Work task » Each line of the entries that mentions the string "screenshot" needs to be reported.
Task data START
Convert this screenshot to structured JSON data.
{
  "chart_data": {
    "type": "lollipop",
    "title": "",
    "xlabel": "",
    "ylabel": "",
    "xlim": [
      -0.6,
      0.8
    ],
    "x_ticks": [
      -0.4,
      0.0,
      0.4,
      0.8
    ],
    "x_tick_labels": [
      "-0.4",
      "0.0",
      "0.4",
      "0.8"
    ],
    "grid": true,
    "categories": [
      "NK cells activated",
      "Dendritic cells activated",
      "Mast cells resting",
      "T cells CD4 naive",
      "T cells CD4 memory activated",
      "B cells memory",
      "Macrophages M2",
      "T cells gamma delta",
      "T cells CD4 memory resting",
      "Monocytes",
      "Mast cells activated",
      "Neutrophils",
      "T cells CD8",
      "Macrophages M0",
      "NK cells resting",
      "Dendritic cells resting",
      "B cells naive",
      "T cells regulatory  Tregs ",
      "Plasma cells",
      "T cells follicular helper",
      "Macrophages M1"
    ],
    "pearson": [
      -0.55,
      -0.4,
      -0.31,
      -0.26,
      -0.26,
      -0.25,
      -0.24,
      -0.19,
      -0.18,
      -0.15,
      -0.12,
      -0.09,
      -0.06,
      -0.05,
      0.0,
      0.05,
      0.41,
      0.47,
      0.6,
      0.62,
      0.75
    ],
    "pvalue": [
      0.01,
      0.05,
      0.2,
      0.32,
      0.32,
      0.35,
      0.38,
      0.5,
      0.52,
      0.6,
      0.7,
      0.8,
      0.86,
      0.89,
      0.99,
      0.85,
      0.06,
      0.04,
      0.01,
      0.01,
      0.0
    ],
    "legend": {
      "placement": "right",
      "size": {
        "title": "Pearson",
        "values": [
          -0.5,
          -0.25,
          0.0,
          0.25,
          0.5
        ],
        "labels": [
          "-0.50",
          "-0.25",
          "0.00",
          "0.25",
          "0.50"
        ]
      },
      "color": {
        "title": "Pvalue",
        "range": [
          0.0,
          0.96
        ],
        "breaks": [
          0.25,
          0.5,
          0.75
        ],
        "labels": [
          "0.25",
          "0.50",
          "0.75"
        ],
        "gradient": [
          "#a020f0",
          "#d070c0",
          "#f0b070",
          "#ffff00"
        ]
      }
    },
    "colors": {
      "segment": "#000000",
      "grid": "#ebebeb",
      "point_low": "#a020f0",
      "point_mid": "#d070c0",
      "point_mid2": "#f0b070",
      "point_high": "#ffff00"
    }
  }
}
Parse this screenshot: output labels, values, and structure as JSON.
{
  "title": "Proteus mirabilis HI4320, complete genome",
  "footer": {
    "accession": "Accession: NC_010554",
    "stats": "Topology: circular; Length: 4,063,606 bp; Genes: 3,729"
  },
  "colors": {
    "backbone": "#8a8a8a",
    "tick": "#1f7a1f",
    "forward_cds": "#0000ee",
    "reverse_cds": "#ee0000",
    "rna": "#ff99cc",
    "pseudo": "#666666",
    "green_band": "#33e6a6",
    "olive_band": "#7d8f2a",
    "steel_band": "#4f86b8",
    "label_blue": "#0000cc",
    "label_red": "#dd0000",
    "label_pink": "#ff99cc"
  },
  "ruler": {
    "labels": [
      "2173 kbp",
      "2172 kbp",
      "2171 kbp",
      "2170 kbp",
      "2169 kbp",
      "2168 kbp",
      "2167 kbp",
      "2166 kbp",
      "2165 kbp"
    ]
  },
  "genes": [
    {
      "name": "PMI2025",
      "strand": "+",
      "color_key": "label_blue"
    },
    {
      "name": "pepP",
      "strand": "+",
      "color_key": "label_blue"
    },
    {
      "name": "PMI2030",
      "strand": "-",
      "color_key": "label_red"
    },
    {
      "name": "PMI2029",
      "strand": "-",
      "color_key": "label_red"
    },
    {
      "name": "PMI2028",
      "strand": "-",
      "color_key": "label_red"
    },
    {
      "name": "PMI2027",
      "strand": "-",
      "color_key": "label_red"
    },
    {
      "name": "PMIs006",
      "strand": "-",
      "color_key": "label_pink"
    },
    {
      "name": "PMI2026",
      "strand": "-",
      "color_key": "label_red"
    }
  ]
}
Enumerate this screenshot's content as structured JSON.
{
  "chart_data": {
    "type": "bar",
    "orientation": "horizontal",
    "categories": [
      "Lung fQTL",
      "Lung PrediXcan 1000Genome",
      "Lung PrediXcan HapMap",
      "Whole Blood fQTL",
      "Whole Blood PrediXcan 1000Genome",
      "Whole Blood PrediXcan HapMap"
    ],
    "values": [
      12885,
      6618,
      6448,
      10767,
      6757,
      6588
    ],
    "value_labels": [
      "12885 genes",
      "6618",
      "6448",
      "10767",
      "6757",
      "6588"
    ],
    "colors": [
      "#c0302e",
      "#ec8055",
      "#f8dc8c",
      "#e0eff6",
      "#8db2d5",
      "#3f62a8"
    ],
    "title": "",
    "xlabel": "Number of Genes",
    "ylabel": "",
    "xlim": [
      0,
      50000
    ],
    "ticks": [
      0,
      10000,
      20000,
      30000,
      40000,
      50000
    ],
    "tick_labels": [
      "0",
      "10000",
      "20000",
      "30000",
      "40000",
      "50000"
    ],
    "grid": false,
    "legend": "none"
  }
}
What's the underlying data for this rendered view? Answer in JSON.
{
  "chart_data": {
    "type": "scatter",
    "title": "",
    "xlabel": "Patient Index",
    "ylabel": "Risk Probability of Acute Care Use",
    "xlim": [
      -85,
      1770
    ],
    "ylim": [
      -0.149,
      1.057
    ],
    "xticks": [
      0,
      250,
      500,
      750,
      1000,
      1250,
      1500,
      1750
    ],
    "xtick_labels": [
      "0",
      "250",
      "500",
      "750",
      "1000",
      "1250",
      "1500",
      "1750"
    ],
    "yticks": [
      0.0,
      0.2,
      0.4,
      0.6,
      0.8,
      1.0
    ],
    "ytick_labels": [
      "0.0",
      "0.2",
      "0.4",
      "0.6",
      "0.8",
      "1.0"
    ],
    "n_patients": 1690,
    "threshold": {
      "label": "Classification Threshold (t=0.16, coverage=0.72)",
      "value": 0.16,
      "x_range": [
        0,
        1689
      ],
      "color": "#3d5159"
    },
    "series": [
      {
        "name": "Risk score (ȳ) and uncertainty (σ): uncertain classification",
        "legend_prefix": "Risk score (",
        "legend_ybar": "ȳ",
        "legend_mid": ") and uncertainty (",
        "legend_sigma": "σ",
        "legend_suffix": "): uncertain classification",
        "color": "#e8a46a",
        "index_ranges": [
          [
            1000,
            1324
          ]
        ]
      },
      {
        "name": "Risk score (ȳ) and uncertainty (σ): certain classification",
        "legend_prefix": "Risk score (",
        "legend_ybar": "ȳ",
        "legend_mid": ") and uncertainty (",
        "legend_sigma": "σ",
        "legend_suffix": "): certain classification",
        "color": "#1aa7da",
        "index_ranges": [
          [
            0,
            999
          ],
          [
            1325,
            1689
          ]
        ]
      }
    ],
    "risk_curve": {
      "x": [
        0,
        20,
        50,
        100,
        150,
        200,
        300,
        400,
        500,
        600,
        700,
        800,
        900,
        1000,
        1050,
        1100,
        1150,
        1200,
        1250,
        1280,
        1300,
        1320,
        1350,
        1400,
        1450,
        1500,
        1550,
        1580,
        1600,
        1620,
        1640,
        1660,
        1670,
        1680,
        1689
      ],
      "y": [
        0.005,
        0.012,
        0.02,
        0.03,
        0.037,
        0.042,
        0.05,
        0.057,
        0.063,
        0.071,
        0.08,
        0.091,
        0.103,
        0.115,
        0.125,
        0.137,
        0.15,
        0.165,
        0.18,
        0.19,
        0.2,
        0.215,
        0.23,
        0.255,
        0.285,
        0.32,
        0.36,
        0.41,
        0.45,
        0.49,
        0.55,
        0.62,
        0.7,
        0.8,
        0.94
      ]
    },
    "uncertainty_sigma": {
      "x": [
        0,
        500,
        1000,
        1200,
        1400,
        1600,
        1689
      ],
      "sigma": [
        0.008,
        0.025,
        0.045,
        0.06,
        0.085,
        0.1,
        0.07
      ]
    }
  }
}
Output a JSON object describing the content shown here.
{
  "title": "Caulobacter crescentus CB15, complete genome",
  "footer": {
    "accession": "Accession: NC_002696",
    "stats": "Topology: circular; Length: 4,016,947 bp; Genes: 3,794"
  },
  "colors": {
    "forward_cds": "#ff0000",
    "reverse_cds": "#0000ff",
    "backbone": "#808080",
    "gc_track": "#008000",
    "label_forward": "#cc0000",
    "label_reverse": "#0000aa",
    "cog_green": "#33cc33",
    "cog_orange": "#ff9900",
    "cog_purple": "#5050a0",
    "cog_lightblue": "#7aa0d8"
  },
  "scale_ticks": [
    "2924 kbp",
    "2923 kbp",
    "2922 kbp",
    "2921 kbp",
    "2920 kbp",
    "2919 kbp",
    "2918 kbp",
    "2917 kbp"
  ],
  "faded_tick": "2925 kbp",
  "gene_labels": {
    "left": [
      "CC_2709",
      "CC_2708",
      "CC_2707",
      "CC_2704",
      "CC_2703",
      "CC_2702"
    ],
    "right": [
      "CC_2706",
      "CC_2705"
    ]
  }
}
Task data END
Exercise answer »
Convert this screenshot to structured JSON data.
Parse this screenshot: output labels, values, and structure as JSON.
Enumerate this screenshot's content as structured JSON.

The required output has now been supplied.